# Start of THE DATA

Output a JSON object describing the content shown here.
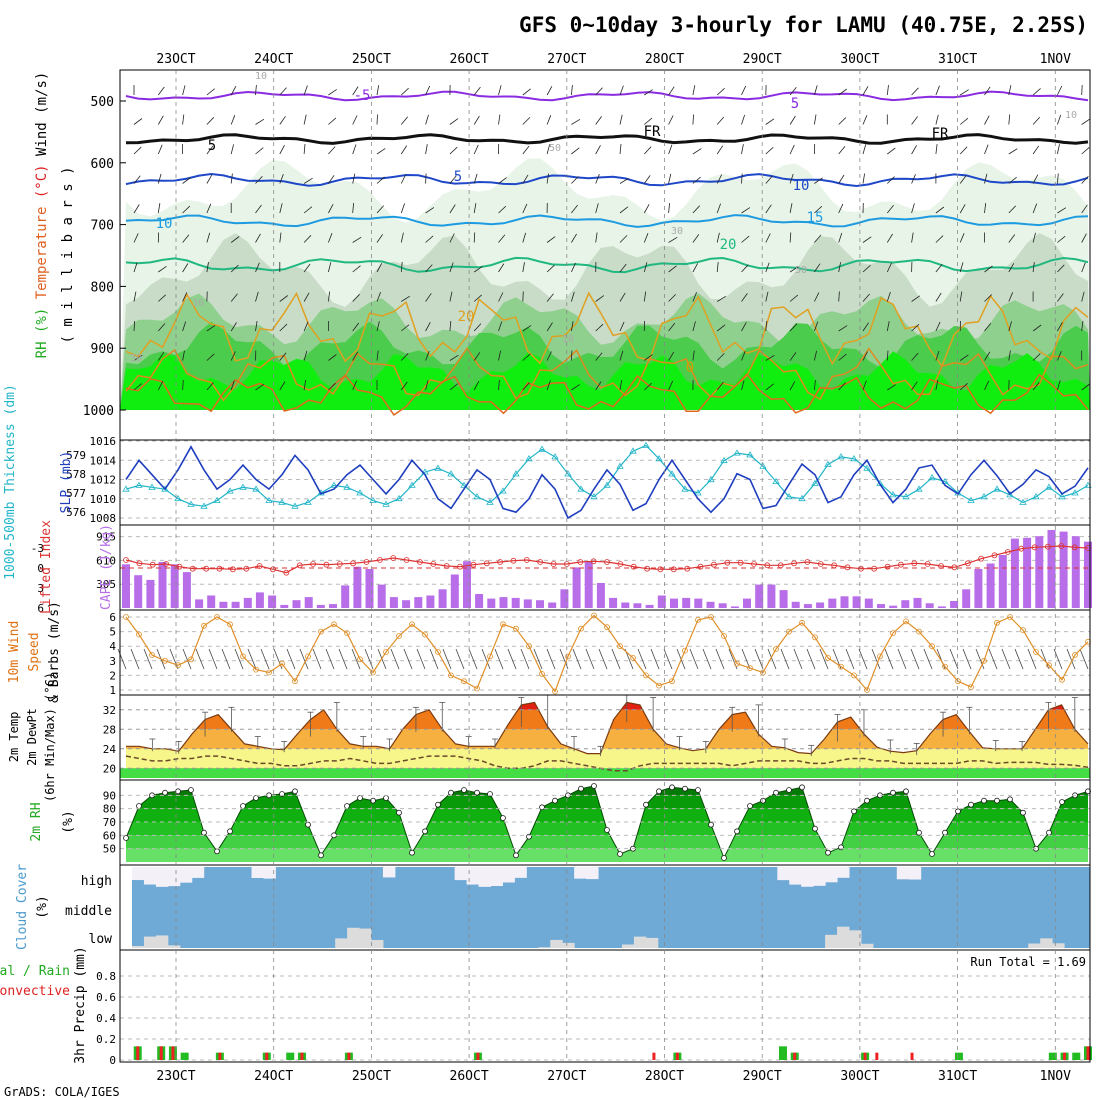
{
  "title": "GFS 0~10day 3-hourly for LAMU (40.75E, 2.25S)",
  "credit": "GrADS: COLA/IGES",
  "date_labels": [
    "23OCT",
    "24OCT",
    "25OCT",
    "26OCT",
    "27OCT",
    "28OCT",
    "29OCT",
    "30OCT",
    "31OCT",
    "1NOV"
  ],
  "panels": {
    "upper": {
      "ylabel_parts": [
        {
          "text": "RH (%)",
          "color": "#22aa22"
        },
        {
          "text": "Temperature",
          "color": "#e06020"
        },
        {
          "text": "(°C)",
          "color": "#dd2222"
        },
        {
          "text": "Wind (m/s)",
          "color": "#000000"
        }
      ],
      "ylabel2": "( m i l l i b a r s )",
      "yticks": [
        500,
        600,
        700,
        800,
        900,
        1000
      ],
      "contour_labels": [
        "-5",
        "5",
        "FR",
        "FR",
        "5",
        "5",
        "10",
        "10",
        "15",
        "20",
        "20",
        "0",
        "30",
        "10",
        "50",
        "10",
        "30",
        "50",
        "10",
        "30"
      ]
    },
    "thickness": {
      "ylabel_left": "1000-500mb Thickness (dm)",
      "ylabel_right": "SLP (mb)",
      "yticks_left": [
        576,
        577,
        578,
        579
      ],
      "yticks_right": [
        1008,
        1010,
        1012,
        1014,
        1016
      ],
      "colors": {
        "slp": "#1f3fbf",
        "thickness": "#22b5c8"
      }
    },
    "cape": {
      "ylabel_left": "Lifted Index",
      "ylabel_right": "CAPE (J/kg)",
      "yticks_left": [
        "-3",
        "0",
        "3",
        "6"
      ],
      "yticks_right": [
        "915",
        "610",
        "305"
      ],
      "colors": {
        "bar": "#b76ee8",
        "li": "#dd3333"
      }
    },
    "wind": {
      "ylabel_parts": [
        {
          "text": "10m Wind",
          "color": "#e07010"
        },
        {
          "text": "Speed",
          "color": "#e07010"
        },
        {
          "text": "& Barbs (m/s)",
          "color": "#000000"
        }
      ],
      "yticks": [
        1,
        2,
        3,
        4,
        5,
        6
      ],
      "color": "#e0902a"
    },
    "temp": {
      "ylabel_lines": [
        "2m Temp",
        "2m DewPt",
        "(6hr Min/Max) (°C)"
      ],
      "yticks": [
        20,
        24,
        28,
        32
      ]
    },
    "rh": {
      "ylabel_lines": [
        "2m RH",
        "(%)"
      ],
      "yticks": [
        50,
        60,
        70,
        80,
        90
      ]
    },
    "cloud": {
      "ylabel_lines": [
        "Cloud Cover",
        "(%)"
      ],
      "levels": [
        "high",
        "middle",
        "low"
      ],
      "colors": {
        "sky": "#6fa9d6",
        "cloud": "#dcdcdc",
        "bright": "#f4f0f8"
      }
    },
    "precip": {
      "ylabel_left_lines": [
        {
          "text": "Total / Rain",
          "color": "#22aa22"
        },
        {
          "text": "Convective",
          "color": "#dd2222"
        }
      ],
      "ylabel": "3hr Precip (mm)",
      "yticks": [
        "0",
        "0.2",
        "0.4",
        "0.6",
        "0.8"
      ],
      "run_total": "Run Total = 1.69"
    }
  },
  "chart_data": [
    {
      "type": "line",
      "title": "1000-500mb Thickness / SLP",
      "series": [
        {
          "name": "SLP (mb)",
          "values": [
            1012,
            1014,
            1012.5,
            1011,
            1013,
            1015.4,
            1013,
            1011,
            1012,
            1013.5,
            1012,
            1011,
            1012.5,
            1014.5,
            1013,
            1010.5,
            1011,
            1012.5,
            1013.5,
            1012,
            1010.5,
            1012,
            1014,
            1012.5,
            1010,
            1009,
            1011,
            1013,
            1012,
            1009,
            1008.6,
            1010,
            1012.5,
            1011,
            1008,
            1008.8,
            1011,
            1013,
            1011.5,
            1008.8,
            1009.5,
            1012,
            1014,
            1012,
            1010,
            1008.6,
            1010,
            1012.6,
            1012,
            1009,
            1009.3,
            1011.5,
            1013.6,
            1012.5,
            1009.6,
            1010.2,
            1012.5,
            1014,
            1011.5,
            1009.6,
            1011,
            1013.2,
            1013.5,
            1011.4,
            1010.5,
            1012.5,
            1014,
            1012.4,
            1010.5,
            1011.5,
            1013,
            1012.3,
            1010.5,
            1011.3,
            1013.2
          ]
        },
        {
          "name": "Thickness (dm)",
          "values": [
            577.2,
            577.4,
            577.3,
            577.2,
            576.7,
            576.4,
            576.3,
            576.6,
            577.1,
            577.3,
            577.2,
            576.6,
            576.5,
            576.3,
            576.5,
            577.0,
            577.4,
            577.3,
            577.0,
            576.6,
            576.4,
            576.7,
            577.4,
            578.1,
            578.3,
            578.0,
            577.4,
            576.8,
            576.5,
            577.1,
            578.0,
            578.8,
            579.3,
            578.9,
            578.0,
            577.2,
            576.8,
            577.4,
            578.4,
            579.2,
            579.5,
            578.8,
            578.0,
            577.2,
            577.0,
            577.7,
            578.7,
            579.1,
            579.0,
            578.4,
            577.6,
            576.8,
            576.7,
            577.5,
            578.5,
            578.9,
            578.8,
            578.3,
            577.5,
            576.9,
            576.8,
            577.2,
            577.8,
            577.6,
            577.0,
            576.6,
            576.8,
            577.2,
            576.9,
            576.5,
            576.8,
            577.3,
            576.8,
            577.0,
            577.4
          ]
        }
      ]
    },
    {
      "type": "bar",
      "title": "CAPE (J/kg) / Lifted Index",
      "series": [
        {
          "name": "CAPE (J/kg)",
          "values": [
            560,
            420,
            360,
            590,
            560,
            460,
            110,
            160,
            80,
            80,
            130,
            200,
            160,
            40,
            100,
            140,
            40,
            50,
            290,
            530,
            500,
            300,
            140,
            100,
            140,
            160,
            240,
            430,
            600,
            180,
            120,
            140,
            130,
            110,
            100,
            70,
            240,
            520,
            600,
            320,
            130,
            70,
            60,
            40,
            160,
            120,
            130,
            120,
            80,
            60,
            20,
            120,
            300,
            300,
            230,
            80,
            50,
            70,
            120,
            150,
            150,
            120,
            50,
            30,
            100,
            130,
            60,
            20,
            90,
            240,
            500,
            570,
            680,
            890,
            900,
            920,
            1000,
            980,
            920,
            850
          ]
        },
        {
          "name": "Lifted Index",
          "values": [
            -1.2,
            -0.7,
            -0.5,
            -0.6,
            -0.2,
            0.1,
            0.1,
            0.1,
            0.2,
            0.1,
            -0.3,
            0.2,
            0.7,
            -0.4,
            -0.6,
            -0.5,
            -0.6,
            -0.7,
            -0.9,
            -1.2,
            -1.5,
            -1.2,
            -0.9,
            -0.6,
            -0.3,
            -0.2,
            -0.5,
            -0.7,
            -0.9,
            -1.1,
            -1.2,
            -0.9,
            -0.6,
            -0.6,
            -0.9,
            -1.0,
            -0.9,
            -0.6,
            -0.2,
            0.1,
            0.2,
            0.2,
            0.1,
            -0.2,
            -0.5,
            -0.8,
            -0.8,
            -0.6,
            -0.4,
            -0.4,
            -0.7,
            -0.9,
            -0.6,
            -0.4,
            -0.1,
            0.1,
            0.1,
            -0.2,
            -0.5,
            -0.7,
            -0.6,
            -0.3,
            -0.1,
            -0.7,
            -1.4,
            -1.9,
            -2.4,
            -2.9,
            -3.1,
            -3.2,
            -3.3,
            -3.1,
            -3.0
          ]
        }
      ]
    },
    {
      "type": "line",
      "title": "10m Wind Speed",
      "series": [
        {
          "name": "10m Wind Speed (m/s)",
          "values": [
            6,
            4.8,
            3.4,
            3.0,
            2.7,
            3.1,
            5.4,
            6.0,
            5.5,
            3.3,
            2.4,
            2.2,
            2.8,
            1.6,
            3.3,
            5.0,
            5.5,
            4.9,
            3.1,
            2.2,
            3.6,
            4.7,
            5.5,
            4.8,
            3.6,
            2.0,
            1.6,
            1.1,
            3.3,
            5.5,
            5.2,
            4.0,
            2.1,
            0.9,
            3.3,
            5.2,
            6.1,
            5.3,
            4.0,
            3.2,
            2.0,
            1.3,
            1.6,
            3.7,
            5.8,
            6.0,
            4.7,
            2.8,
            2.5,
            2.2,
            3.8,
            5.0,
            5.6,
            4.6,
            3.2,
            2.6,
            2.0,
            1.0,
            3.3,
            4.9,
            5.7,
            5.0,
            4.0,
            2.6,
            1.6,
            1.2,
            3.0,
            5.6,
            6.0,
            5.1,
            3.6,
            2.7,
            1.7,
            3.4,
            4.3
          ]
        }
      ]
    },
    {
      "type": "area",
      "title": "2m Temp / 2m DewPt",
      "series": [
        {
          "name": "2m Temp (°C)",
          "values": [
            24.5,
            24.5,
            24,
            24,
            23.5,
            27,
            30,
            31,
            28,
            25,
            24.5,
            24,
            23.8,
            27,
            30,
            32,
            28,
            25,
            24.5,
            24.5,
            24,
            28,
            31,
            32,
            28,
            25,
            24.5,
            24.5,
            24.5,
            29,
            33,
            33.5,
            28.5,
            25,
            24,
            23,
            23,
            30,
            33.5,
            33,
            28,
            25,
            24.2,
            23.6,
            24,
            28,
            31,
            31.5,
            27,
            24.5,
            24.2,
            23.2,
            23,
            26,
            29.5,
            30.5,
            27,
            24.3,
            23.5,
            23.2,
            23.6,
            27,
            30,
            31,
            27.5,
            24.2,
            24,
            24,
            24,
            28,
            32,
            33,
            28,
            25
          ]
        },
        {
          "name": "2m DewPt (°C)",
          "values": [
            22.5,
            22,
            21.5,
            21.5,
            22,
            22,
            22.5,
            22.5,
            22,
            21.5,
            21,
            21,
            20.5,
            20.5,
            21,
            21.5,
            21.5,
            22,
            21.5,
            21,
            21,
            21.5,
            22,
            22.5,
            22.5,
            22.5,
            22,
            21.5,
            20.5,
            20,
            20,
            20.5,
            21.5,
            21.5,
            21,
            20.5,
            20,
            19.5,
            19.5,
            20.5,
            21,
            21,
            21,
            21,
            21,
            21,
            20.5,
            21,
            21.5,
            21.5,
            21.5,
            21.5,
            21,
            21,
            21.5,
            22,
            22,
            21.5,
            21.5,
            21,
            21,
            21,
            21,
            21,
            21.5,
            21.5,
            21,
            21.2,
            21.2,
            21.2,
            20.8,
            20.8,
            20.6,
            20.2
          ]
        }
      ]
    },
    {
      "type": "area",
      "title": "2m RH",
      "series": [
        {
          "name": "2m RH (%)",
          "values": [
            58,
            82,
            90,
            92,
            93,
            94,
            62,
            48,
            63,
            82,
            88,
            90,
            91,
            93,
            68,
            45,
            60,
            82,
            88,
            86,
            88,
            77,
            47,
            63,
            83,
            92,
            94,
            92,
            91,
            73,
            45,
            59,
            81,
            86,
            90,
            95,
            97,
            64,
            46,
            50,
            83,
            93,
            96,
            95,
            94,
            68,
            43,
            63,
            82,
            86,
            92,
            94,
            96,
            65,
            47,
            51,
            78,
            86,
            90,
            92,
            93,
            62,
            46,
            62,
            78,
            83,
            86,
            86,
            87,
            77,
            50,
            62,
            85,
            90,
            93
          ]
        }
      ]
    },
    {
      "type": "bar",
      "title": "3hr Precip",
      "series": [
        {
          "name": "Total / Rain (mm)",
          "values": [
            0,
            0.13,
            0,
            0.13,
            0.13,
            0.07,
            0,
            0,
            0.07,
            0,
            0,
            0,
            0.07,
            0,
            0.07,
            0.07,
            0,
            0,
            0,
            0.07,
            0,
            0,
            0,
            0,
            0,
            0,
            0,
            0,
            0,
            0,
            0.07,
            0,
            0,
            0,
            0,
            0,
            0,
            0,
            0,
            0,
            0,
            0,
            0,
            0,
            0,
            0,
            0,
            0.07,
            0,
            0,
            0,
            0,
            0,
            0,
            0,
            0,
            0.13,
            0.07,
            0,
            0,
            0,
            0,
            0,
            0.07,
            0,
            0,
            0,
            0,
            0,
            0,
            0,
            0.07,
            0,
            0,
            0,
            0,
            0,
            0,
            0,
            0.07,
            0.07,
            0.07,
            0.13
          ]
        },
        {
          "name": "Convective (mm)",
          "values": [
            0,
            0.13,
            0,
            0.13,
            0.13,
            0,
            0,
            0,
            0.07,
            0,
            0,
            0,
            0.07,
            0,
            0,
            0.07,
            0,
            0,
            0,
            0.07,
            0,
            0,
            0,
            0,
            0,
            0,
            0,
            0,
            0,
            0,
            0.07,
            0,
            0,
            0,
            0,
            0,
            0,
            0,
            0,
            0,
            0,
            0,
            0,
            0,
            0,
            0.07,
            0,
            0.07,
            0,
            0,
            0,
            0,
            0,
            0,
            0,
            0,
            0,
            0.07,
            0,
            0,
            0,
            0,
            0,
            0.07,
            0.07,
            0,
            0,
            0.07,
            0,
            0,
            0,
            0,
            0,
            0,
            0,
            0,
            0,
            0,
            0,
            0,
            0.07,
            0,
            0.13
          ]
        }
      ]
    }
  ]
}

# End of THE DATA

- EXERCISE GOAL: Report the number of lines of the listing above that hold the string "Total", with no other text.

- RESULT: 3